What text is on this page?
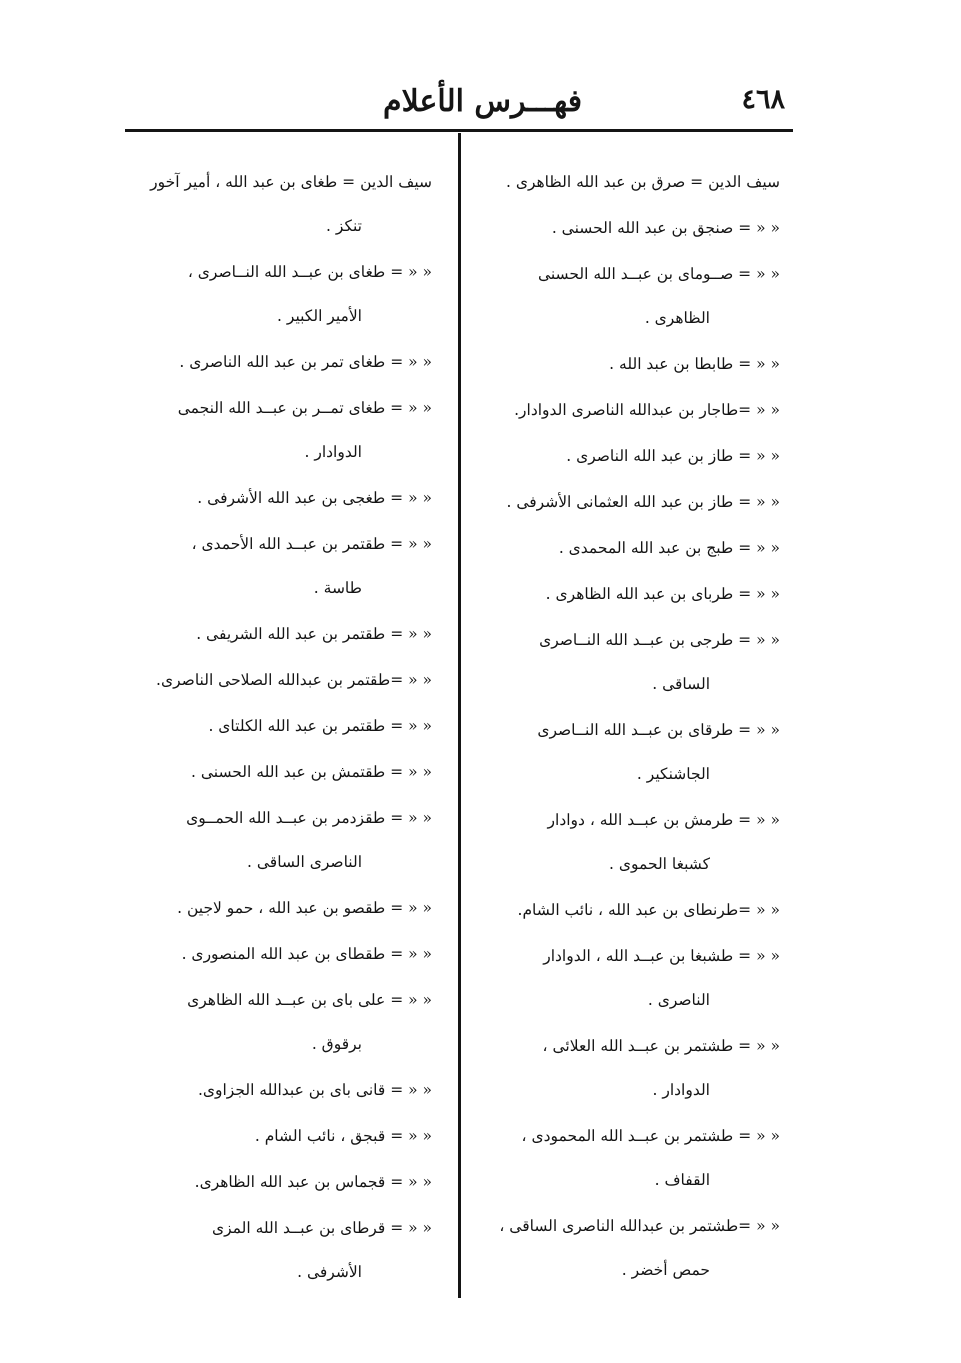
٤٦٨
فهـــرس الأعلام
سيف الدين = صرق بن عبد الله الظاهرى .
« « = صنجق بن عبد الله الحسنى .
« « = صــوماى بن عبــد الله الحسنى
الظاهرى .
« « = طابطا بن عبد الله .
« « =طاجار بن عبدالله الناصرى الدوادار.
« « = طاز بن عبد الله الناصرى .
« « = طاز بن عبد الله العثمانى الأشرفى .
« « = طبج بن عبد الله المحمدى .
« « = طرباى بن عبد الله الظاهرى .
« « = طرجى بن عبــد الله النــاصرى
الساقى .
« « = طرقاى بن عبــد الله النــاصرى
الجاشنكير .
« « = طرمش بن عبــد الله ، دوادار
كشبغا الحموى .
« « =طرنطاى بن عبد الله ، نائب الشام.
« « = طشبغا بن عبــد الله ، الدوادار
الناصرى .
« « = طشتمر بن عبــد الله العلائى ،
الدوادار .
« « = طشتمر بن عبــد الله المحمودى ،
القفاف .
« « =طشتمر بن عبدالله الناصرى الساقى ،
حمص أخضر .
سيف الدين = طغاى بن عبد الله ، أمير آخور
تنكز .
« « = طغاى بن عبــد الله النــاصرى ،
الأمير الكبير .
« « = طغاى تمر بن عبد الله الناصرى .
« « = طغاى تمــر بن عبــد الله النجمى
الدوادار .
« « = طغجى بن عبد الله الأشرفى .
« « = طقتمر بن عبــد الله الأحمدى ،
طاسة .
« « = طقتمر بن عبد الله الشريفى .
« « =طقتمر بن عبدالله الصلاحى الناصرى.
« « = طقتمر بن عبد الله الكلتاى .
« « = طقتمش بن عبد الله الحسنى .
« « = طقزدمر بن عبــد الله الحمــوى
الناصرى الساقى .
« « = طقصو بن عبد الله ، حمو لاجين .
« « = طقطاى بن عبد الله المنصورى .
« « = على باى بن عبــد الله الظاهرى
برقوق .
« « = قانى باى بن عبدالله الجزاوى.
« « = قبجق ، نائب الشام .
« « = قجماس بن عبد الله الظاهرى.
« « = قرطاى بن عبــد الله المزى
الأشرفى .
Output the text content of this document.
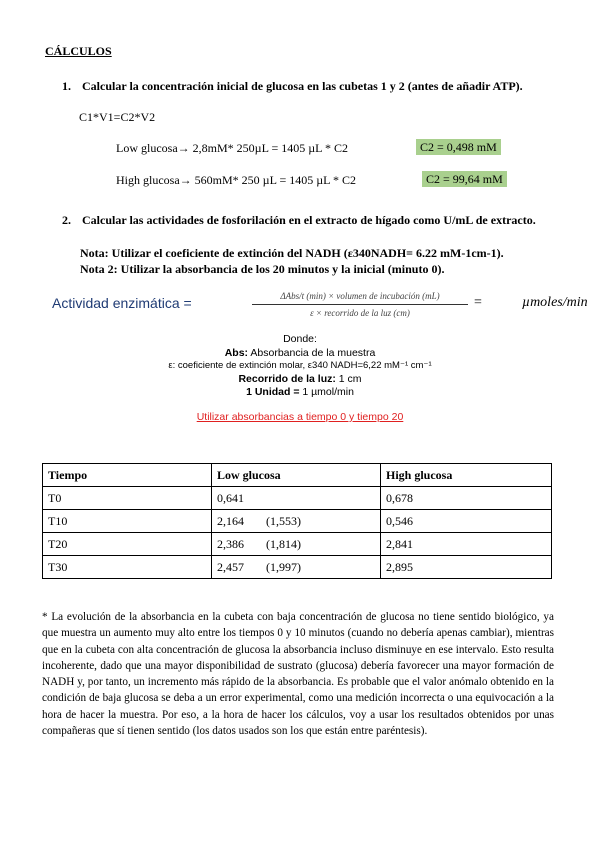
CÁLCULOS
1. Calcular la concentración inicial de glucosa en las cubetas 1 y 2 (antes de añadir ATP).
C1*V1=C2*V2
Low glucosa→ 2,8mM* 250µL = 1405 µL * C2	C2 = 0,498 mM
High glucosa→ 560mM* 250 µL = 1405 µL * C2	C2 = 99,64 mM
2. Calcular las actividades de fosforilación en el extracto de hígado como U/mL de extracto.
Nota: Utilizar el coeficiente de extinción del NADH (ε340NADH= 6.22 mM-1cm-1).
Nota 2: Utilizar la absorbancia de los 20 minutos y la inicial (minuto 0).
Actividad enzimática =	ΔAbs/t (min) × volumen de incubación (mL)
ε × recorrido de la luz (cm)
=	µmoles/min
Donde:
Abs: Absorbancia de la muestra
ε: coeficiente de extinción molar, ε340 NADH=6,22 mM⁻¹ cm⁻¹
Recorrido de la luz: 1 cm
1 Unidad = 1 µmol/min
Utilizar absorbancias a tiempo 0 y tiempo 20
Tiempo	Low glucosa	High glucosa
T0	0,641	0,678
T10	2,164 (1,553)	0,546
T20	2,386 (1,814)	2,841
T30	2,457 (1,997)	2,895
* La evolución de la absorbancia en la cubeta con baja concentración de glucosa no tiene sentido biológico, ya que muestra un aumento muy alto entre los tiempos 0 y 10 minutos (cuando no debería apenas cambiar), mientras que en la cubeta con alta concentración de glucosa la absorbancia incluso disminuye en ese intervalo. Esto resulta incoherente, dado que una mayor disponibilidad de sustrato (glucosa) debería favorecer una mayor formación de NADH y, por tanto, un incremento más rápido de la absorbancia. Es probable que el valor anómalo obtenido en la condición de baja glucosa se deba a un error experimental, como una medición incorrecta o una equivocación a la hora de hacer la muestra. Por eso, a la hora de hacer los cálculos, voy a usar los resultados obtenidos por unas compañeras que sí tienen sentido (los datos usados son los que están entre paréntesis).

^^^^

### YOUR INSTRUCTIONS:
Check every line for "الساقى" and show the ones that have it.

### RESPONSE BELOW:
الساقى .
« « =طشتمر بن عبدالله الناصرى الساقى ،
الناصرى الساقى .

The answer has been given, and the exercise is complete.